- RECORDS SUPPLIED:
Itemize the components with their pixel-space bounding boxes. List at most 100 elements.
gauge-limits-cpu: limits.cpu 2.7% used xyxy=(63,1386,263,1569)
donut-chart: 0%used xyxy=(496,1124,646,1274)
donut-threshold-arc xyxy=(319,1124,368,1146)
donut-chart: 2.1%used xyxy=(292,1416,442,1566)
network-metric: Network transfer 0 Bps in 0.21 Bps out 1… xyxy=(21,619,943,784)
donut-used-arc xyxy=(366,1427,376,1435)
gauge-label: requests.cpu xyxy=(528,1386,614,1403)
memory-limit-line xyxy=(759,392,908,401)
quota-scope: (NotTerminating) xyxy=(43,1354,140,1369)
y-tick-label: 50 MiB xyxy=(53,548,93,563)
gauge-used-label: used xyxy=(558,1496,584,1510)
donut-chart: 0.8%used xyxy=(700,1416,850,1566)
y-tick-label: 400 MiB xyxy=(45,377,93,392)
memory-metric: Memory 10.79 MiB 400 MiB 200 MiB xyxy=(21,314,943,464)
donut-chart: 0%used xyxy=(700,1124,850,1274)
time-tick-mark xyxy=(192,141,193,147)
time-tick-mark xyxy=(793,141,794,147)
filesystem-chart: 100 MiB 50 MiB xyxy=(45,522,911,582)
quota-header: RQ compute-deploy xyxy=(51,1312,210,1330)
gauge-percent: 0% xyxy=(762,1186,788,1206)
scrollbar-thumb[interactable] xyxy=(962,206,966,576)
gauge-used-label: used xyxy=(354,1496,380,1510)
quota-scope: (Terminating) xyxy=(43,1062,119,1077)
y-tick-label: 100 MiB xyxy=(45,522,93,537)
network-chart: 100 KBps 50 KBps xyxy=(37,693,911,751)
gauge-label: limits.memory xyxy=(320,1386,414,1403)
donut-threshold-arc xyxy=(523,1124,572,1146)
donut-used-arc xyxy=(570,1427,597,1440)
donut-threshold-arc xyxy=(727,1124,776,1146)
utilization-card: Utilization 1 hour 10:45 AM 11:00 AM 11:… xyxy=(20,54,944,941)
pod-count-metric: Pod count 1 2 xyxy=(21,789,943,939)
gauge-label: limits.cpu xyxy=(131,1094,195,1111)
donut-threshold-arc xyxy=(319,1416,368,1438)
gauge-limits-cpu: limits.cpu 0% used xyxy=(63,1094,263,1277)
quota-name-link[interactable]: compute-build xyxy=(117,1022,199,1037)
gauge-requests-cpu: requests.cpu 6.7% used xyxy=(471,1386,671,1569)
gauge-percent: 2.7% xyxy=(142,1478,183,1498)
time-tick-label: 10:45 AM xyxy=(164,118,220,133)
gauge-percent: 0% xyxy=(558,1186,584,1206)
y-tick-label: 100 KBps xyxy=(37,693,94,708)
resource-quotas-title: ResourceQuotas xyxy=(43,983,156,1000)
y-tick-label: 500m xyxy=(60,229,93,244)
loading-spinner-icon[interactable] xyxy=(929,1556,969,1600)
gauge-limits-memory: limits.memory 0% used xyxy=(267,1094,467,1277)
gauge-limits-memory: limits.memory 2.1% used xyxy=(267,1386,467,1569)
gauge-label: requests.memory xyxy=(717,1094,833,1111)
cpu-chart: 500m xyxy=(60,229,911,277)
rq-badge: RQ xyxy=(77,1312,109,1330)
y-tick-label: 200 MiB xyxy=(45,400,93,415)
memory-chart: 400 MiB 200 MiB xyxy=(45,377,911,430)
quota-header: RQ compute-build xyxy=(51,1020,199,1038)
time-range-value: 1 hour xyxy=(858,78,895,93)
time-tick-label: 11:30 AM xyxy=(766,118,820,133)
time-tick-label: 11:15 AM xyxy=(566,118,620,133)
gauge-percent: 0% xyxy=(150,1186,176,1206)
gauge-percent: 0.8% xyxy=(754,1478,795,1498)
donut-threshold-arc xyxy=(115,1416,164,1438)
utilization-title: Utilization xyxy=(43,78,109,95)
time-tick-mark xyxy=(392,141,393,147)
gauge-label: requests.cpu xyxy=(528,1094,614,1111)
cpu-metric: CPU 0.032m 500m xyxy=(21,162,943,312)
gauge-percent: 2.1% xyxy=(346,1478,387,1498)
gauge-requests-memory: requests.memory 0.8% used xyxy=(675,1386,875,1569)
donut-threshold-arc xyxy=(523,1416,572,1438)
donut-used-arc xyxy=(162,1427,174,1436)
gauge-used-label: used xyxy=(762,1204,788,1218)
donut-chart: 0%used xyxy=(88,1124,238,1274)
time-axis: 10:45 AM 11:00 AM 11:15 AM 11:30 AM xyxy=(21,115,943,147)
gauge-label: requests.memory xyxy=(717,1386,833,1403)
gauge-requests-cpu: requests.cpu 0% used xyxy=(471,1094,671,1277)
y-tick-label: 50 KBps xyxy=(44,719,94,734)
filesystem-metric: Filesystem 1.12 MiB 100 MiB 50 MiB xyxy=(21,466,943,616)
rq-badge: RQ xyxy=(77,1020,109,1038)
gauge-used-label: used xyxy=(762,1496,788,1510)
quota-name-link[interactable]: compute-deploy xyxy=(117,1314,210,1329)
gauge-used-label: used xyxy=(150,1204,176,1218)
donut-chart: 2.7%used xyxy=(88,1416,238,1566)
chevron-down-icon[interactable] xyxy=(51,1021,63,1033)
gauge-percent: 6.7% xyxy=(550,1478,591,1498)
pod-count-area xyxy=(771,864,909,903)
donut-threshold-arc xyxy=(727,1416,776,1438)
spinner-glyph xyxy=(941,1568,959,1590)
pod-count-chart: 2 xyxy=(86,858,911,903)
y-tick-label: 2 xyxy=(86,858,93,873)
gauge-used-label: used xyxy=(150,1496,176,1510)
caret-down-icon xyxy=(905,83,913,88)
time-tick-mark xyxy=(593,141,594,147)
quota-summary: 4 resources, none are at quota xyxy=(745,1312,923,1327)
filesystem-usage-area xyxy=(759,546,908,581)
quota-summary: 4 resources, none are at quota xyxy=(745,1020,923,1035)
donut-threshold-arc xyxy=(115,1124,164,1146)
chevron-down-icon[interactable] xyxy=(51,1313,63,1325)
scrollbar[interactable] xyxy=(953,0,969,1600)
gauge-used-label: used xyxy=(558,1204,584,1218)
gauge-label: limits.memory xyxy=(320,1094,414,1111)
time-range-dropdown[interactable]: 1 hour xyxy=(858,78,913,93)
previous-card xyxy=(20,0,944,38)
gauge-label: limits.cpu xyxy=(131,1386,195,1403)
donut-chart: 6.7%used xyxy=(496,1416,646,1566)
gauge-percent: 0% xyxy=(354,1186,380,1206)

- EXERCISE: Rewrite the entries above as a Markdown table with the columns "No." and "Entry", giving each line its own numbered row and omitting blank lines.

- WRITTEN SOLUTION:
| No. | Entry |
|---|---|
| 1 | Itemize the components with their pixel-space bounding boxes. List at most 100 elements. |
| 2 | gauge-limits-cpu: limits.cpu 2.7% used xyxy=(63,1386,263,1569) |
| 3 | donut-chart: 0%used xyxy=(496,1124,646,1274) |
| 4 | donut-threshold-arc xyxy=(319,1124,368,1146) |
| 5 | donut-chart: 2.1%used xyxy=(292,1416,442,1566) |
| 6 | network-metric: Network transfer 0 Bps in 0.21 Bps out 1… xyxy=(21,619,943,784) |
| 7 | donut-used-arc xyxy=(366,1427,376,1435) |
| 8 | gauge-label: requests.cpu xyxy=(528,1386,614,1403) |
| 9 | memory-limit-line xyxy=(759,392,908,401) |
| 10 | quota-scope: (NotTerminating) xyxy=(43,1354,140,1369) |
| 11 | y-tick-label: 50 MiB xyxy=(53,548,93,563) |
| 12 | gauge-used-label: used xyxy=(558,1496,584,1510) |
| 13 | donut-chart: 0.8%used xyxy=(700,1416,850,1566) |
| 14 | y-tick-label: 400 MiB xyxy=(45,377,93,392) |
| 15 | memory-metric: Memory 10.79 MiB 400 MiB 200 MiB xyxy=(21,314,943,464) |
| 16 | donut-chart: 0%used xyxy=(700,1124,850,1274) |
| 17 | time-tick-mark xyxy=(192,141,193,147) |
| 18 | time-tick-mark xyxy=(793,141,794,147) |
| 19 | filesystem-chart: 100 MiB 50 MiB xyxy=(45,522,911,582) |
| 20 | quota-header: RQ compute-deploy xyxy=(51,1312,210,1330) |
| 21 | gauge-percent: 0% xyxy=(762,1186,788,1206) |
| 22 | scrollbar-thumb[interactable] xyxy=(962,206,966,576) |
| 23 | gauge-used-label: used xyxy=(354,1496,380,1510) |
| 24 | quota-scope: (Terminating) xyxy=(43,1062,119,1077) |
| 25 | y-tick-label: 100 MiB xyxy=(45,522,93,537) |
| 26 | network-chart: 100 KBps 50 KBps xyxy=(37,693,911,751) |
| 27 | gauge-label: limits.memory xyxy=(320,1386,414,1403) |
| 28 | donut-threshold-arc xyxy=(523,1124,572,1146) |
| 29 | donut-used-arc xyxy=(570,1427,597,1440) |
| 30 | donut-threshold-arc xyxy=(727,1124,776,1146) |
| 31 | utilization-card: Utilization 1 hour 10:45 AM 11:00 AM 11:… xyxy=(20,54,944,941) |
| 32 | pod-count-metric: Pod count 1 2 xyxy=(21,789,943,939) |
| 33 | gauge-label: limits.cpu xyxy=(131,1094,195,1111) |
| 34 | donut-threshold-arc xyxy=(319,1416,368,1438) |
| 35 | gauge-limits-cpu: limits.cpu 0% used xyxy=(63,1094,263,1277) |
| 36 | quota-name-link[interactable]: compute-build xyxy=(117,1022,199,1037) |
| 37 | gauge-requests-cpu: requests.cpu 6.7% used xyxy=(471,1386,671,1569) |
| 38 | gauge-percent: 2.7% xyxy=(142,1478,183,1498) |
| 39 | time-tick-label: 10:45 AM xyxy=(164,118,220,133) |
| 40 | gauge-percent: 0% xyxy=(558,1186,584,1206) |
| 41 | y-tick-label: 100 KBps xyxy=(37,693,94,708) |
| 42 | resource-quotas-title: ResourceQuotas xyxy=(43,983,156,1000) |
| 43 | y-tick-label: 500m xyxy=(60,229,93,244) |
| 44 | loading-spinner-icon[interactable] xyxy=(929,1556,969,1600) |
| 45 | gauge-limits-memory: limits.memory 0% used xyxy=(267,1094,467,1277) |
| 46 | gauge-limits-memory: limits.memory 2.1% used xyxy=(267,1386,467,1569) |
| 47 | gauge-label: requests.memory xyxy=(717,1094,833,1111) |
| 48 | cpu-chart: 500m xyxy=(60,229,911,277) |
| 49 | rq-badge: RQ xyxy=(77,1312,109,1330) |
| 50 | y-tick-label: 200 MiB xyxy=(45,400,93,415) |
| 51 | memory-chart: 400 MiB 200 MiB xyxy=(45,377,911,430) |
| 52 | quota-header: RQ compute-build xyxy=(51,1020,199,1038) |
| 53 | time-range-value: 1 hour xyxy=(858,78,895,93) |
| 54 | time-tick-label: 11:30 AM xyxy=(766,118,820,133) |
| 55 | time-tick-label: 11:15 AM xyxy=(566,118,620,133) |
| 56 | gauge-percent: 0% xyxy=(150,1186,176,1206) |
| 57 | gauge-percent: 0.8% xyxy=(754,1478,795,1498) |
| 58 | donut-threshold-arc xyxy=(115,1416,164,1438) |
| 59 | utilization-title: Utilization xyxy=(43,78,109,95) |
| 60 | time-tick-mark xyxy=(392,141,393,147) |
| 61 | gauge-label: requests.cpu xyxy=(528,1094,614,1111) |
| 62 | cpu-metric: CPU 0.032m 500m xyxy=(21,162,943,312) |
| 63 | gauge-percent: 2.1% xyxy=(346,1478,387,1498) |
| 64 | gauge-requests-memory: requests.memory 0.8% used xyxy=(675,1386,875,1569) |
| 65 | donut-threshold-arc xyxy=(523,1416,572,1438) |
| 66 | donut-used-arc xyxy=(162,1427,174,1436) |
| 67 | gauge-used-label: used xyxy=(762,1204,788,1218) |
| 68 | donut-chart: 0%used xyxy=(88,1124,238,1274) |
| 69 | time-axis: 10:45 AM 11:00 AM 11:15 AM 11:30 AM xyxy=(21,115,943,147) |
| 70 | gauge-label: requests.memory xyxy=(717,1386,833,1403) |
| 71 | gauge-requests-cpu: requests.cpu 0% used xyxy=(471,1094,671,1277) |
| 72 | y-tick-label: 50 KBps xyxy=(44,719,94,734) |
| 73 | filesystem-metric: Filesystem 1.12 MiB 100 MiB 50 MiB xyxy=(21,466,943,616) |
| 74 | rq-badge: RQ xyxy=(77,1020,109,1038) |
| 75 | gauge-used-label: used xyxy=(762,1496,788,1510) |
| 76 | quota-name-link[interactable]: compute-deploy xyxy=(117,1314,210,1329) |
| 77 | gauge-used-label: used xyxy=(150,1204,176,1218) |
| 78 | donut-chart: 2.7%used xyxy=(88,1416,238,1566) |
| 79 | chevron-down-icon[interactable] xyxy=(51,1021,63,1033) |
| 80 | gauge-percent: 6.7% xyxy=(550,1478,591,1498) |
| 81 | pod-count-area xyxy=(771,864,909,903) |
| 82 | donut-threshold-arc xyxy=(727,1416,776,1438) |
| 83 | spinner-glyph xyxy=(941,1568,959,1590) |
| 84 | pod-count-chart: 2 xyxy=(86,858,911,903) |
| 85 | y-tick-label: 2 xyxy=(86,858,93,873) |
| 86 | gauge-used-label: used xyxy=(150,1496,176,1510) |
| 87 | caret-down-icon xyxy=(905,83,913,88) |
| 88 | time-tick-mark xyxy=(593,141,594,147) |
| 89 | quota-summary: 4 resources, none are at quota xyxy=(745,1312,923,1327) |
| 90 | filesystem-usage-area xyxy=(759,546,908,581) |
| 91 | quota-summary: 4 resources, none are at quota xyxy=(745,1020,923,1035) |
| 92 | donut-threshold-arc xyxy=(115,1124,164,1146) |
| 93 | chevron-down-icon[interactable] xyxy=(51,1313,63,1325) |
| 94 | scrollbar[interactable] xyxy=(953,0,969,1600) |
| 95 | gauge-used-label: used xyxy=(558,1204,584,1218) |
| 96 | gauge-label: limits.memory xyxy=(320,1094,414,1111) |
| 97 | time-range-dropdown[interactable]: 1 hour xyxy=(858,78,913,93) |
| 98 | previous-card xyxy=(20,0,944,38) |
| 99 | gauge-label: limits.cpu xyxy=(131,1386,195,1403) |
| 100 | donut-chart: 6.7%used xyxy=(496,1416,646,1566) |
| 101 | gauge-percent: 0% xyxy=(354,1186,380,1206) |